Saved entries

○ ○ ○ ○ ○ ○ ○

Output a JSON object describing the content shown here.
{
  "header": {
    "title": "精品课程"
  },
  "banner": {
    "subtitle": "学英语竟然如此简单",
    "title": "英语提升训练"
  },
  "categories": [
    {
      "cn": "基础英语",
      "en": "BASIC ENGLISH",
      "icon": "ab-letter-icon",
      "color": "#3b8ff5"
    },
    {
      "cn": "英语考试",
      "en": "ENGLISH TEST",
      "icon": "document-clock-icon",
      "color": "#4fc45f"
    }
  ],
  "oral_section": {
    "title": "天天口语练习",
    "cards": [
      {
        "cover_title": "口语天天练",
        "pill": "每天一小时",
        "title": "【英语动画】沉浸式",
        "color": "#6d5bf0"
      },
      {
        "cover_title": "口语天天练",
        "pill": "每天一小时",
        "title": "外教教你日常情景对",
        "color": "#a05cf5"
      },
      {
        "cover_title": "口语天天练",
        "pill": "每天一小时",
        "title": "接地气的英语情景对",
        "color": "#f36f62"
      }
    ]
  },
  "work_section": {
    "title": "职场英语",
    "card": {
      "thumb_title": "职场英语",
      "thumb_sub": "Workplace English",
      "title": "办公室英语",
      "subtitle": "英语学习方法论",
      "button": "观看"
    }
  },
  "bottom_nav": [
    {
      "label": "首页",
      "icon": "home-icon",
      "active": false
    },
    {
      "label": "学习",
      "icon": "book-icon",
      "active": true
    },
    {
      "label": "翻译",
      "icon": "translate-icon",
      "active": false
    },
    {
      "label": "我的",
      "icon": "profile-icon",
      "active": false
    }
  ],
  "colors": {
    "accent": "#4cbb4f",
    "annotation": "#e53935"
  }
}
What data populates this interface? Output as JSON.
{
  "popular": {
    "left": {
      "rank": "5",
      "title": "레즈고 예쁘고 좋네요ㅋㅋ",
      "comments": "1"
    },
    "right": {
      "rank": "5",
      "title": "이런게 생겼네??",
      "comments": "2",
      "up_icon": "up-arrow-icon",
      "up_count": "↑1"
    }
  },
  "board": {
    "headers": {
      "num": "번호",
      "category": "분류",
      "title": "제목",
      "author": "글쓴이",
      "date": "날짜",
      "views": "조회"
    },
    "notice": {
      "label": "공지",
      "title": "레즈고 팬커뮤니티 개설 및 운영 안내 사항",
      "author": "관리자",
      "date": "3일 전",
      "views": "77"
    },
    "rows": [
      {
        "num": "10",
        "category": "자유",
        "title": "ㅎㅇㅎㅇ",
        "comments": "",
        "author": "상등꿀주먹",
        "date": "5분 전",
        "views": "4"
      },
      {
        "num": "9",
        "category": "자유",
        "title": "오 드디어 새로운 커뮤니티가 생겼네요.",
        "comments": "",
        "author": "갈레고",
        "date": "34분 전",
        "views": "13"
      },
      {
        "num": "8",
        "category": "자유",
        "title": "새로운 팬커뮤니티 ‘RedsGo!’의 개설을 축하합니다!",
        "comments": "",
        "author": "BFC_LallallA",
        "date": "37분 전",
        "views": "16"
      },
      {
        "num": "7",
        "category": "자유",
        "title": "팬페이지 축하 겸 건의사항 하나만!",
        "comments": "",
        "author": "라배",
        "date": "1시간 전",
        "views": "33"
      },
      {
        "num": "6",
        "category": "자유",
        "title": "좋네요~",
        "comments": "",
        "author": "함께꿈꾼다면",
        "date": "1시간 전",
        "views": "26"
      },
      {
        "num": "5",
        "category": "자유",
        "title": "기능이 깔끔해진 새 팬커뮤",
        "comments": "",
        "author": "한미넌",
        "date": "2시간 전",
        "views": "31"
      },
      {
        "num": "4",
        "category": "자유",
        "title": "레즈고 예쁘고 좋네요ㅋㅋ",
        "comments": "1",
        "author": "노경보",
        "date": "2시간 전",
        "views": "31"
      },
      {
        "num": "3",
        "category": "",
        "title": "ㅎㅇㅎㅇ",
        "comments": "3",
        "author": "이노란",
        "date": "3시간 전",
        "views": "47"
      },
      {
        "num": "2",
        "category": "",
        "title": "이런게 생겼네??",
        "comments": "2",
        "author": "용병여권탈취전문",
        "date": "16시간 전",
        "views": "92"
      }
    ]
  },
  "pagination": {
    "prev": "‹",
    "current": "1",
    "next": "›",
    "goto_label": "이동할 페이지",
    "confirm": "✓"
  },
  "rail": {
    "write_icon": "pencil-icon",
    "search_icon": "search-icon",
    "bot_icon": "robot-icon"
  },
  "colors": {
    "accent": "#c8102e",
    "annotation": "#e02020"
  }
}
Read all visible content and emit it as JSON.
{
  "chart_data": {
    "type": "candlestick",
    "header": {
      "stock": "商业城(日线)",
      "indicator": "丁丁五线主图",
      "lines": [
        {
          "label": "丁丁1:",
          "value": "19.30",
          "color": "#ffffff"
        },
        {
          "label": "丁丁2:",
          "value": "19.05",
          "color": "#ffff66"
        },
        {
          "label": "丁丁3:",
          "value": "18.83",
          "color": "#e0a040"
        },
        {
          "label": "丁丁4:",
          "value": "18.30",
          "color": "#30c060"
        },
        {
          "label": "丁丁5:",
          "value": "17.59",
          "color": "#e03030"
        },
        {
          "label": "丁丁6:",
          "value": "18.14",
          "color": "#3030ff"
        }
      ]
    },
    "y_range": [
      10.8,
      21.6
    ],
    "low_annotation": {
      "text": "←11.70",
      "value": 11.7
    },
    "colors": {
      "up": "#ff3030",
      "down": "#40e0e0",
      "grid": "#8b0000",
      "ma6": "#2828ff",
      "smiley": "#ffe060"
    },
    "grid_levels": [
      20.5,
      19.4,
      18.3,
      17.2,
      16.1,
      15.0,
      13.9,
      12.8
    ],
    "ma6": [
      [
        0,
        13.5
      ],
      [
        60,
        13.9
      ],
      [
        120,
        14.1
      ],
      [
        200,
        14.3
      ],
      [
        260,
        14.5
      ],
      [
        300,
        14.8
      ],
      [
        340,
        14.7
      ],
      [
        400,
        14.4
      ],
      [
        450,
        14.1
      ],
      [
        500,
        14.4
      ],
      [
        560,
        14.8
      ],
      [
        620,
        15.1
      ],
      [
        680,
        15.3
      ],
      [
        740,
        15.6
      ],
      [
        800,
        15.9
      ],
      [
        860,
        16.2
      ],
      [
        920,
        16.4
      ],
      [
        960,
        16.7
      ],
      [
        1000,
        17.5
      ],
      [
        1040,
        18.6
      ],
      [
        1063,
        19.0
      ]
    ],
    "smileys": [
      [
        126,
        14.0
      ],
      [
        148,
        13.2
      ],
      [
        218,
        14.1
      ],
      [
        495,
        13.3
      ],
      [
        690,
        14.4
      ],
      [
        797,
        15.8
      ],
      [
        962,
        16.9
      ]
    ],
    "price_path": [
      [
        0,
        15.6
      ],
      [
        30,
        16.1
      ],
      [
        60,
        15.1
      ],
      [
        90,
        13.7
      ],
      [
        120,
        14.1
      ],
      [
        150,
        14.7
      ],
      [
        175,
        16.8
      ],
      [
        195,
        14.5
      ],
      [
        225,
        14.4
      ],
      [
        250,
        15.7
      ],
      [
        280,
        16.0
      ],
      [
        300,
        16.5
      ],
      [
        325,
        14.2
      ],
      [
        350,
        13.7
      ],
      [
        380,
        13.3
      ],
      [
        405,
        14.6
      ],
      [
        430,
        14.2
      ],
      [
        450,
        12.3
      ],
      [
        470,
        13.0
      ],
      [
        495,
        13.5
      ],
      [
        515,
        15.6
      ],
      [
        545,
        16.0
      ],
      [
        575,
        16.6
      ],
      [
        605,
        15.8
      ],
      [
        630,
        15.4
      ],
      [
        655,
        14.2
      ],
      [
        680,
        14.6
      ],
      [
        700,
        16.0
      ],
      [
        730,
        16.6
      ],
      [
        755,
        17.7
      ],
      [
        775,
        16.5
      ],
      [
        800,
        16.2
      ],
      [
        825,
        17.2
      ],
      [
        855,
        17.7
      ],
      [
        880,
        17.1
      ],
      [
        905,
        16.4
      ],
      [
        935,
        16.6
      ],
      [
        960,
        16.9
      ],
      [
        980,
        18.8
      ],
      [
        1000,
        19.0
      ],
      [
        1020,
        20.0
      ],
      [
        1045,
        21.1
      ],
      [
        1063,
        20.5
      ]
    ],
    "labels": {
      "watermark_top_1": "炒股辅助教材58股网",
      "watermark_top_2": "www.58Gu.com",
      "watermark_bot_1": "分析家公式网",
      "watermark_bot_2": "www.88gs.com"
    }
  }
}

○ ○ ○ ○ ○ ○ ○

| What the task asks |
All lines in the data that contain the word "author" should be copied.

| Response to the task |
      "author": "글쓴이",
      "author": "관리자",
        "author": "상등꿀주먹",
        "author": "갈레고",
        "author": "BFC_LallallA",
        "author": "라배",
        "author": "함께꿈꾼다면",
        "author": "한미넌",
        "author": "노경보",
        "author": "이노란",
        "author": "용병여권탈취전문",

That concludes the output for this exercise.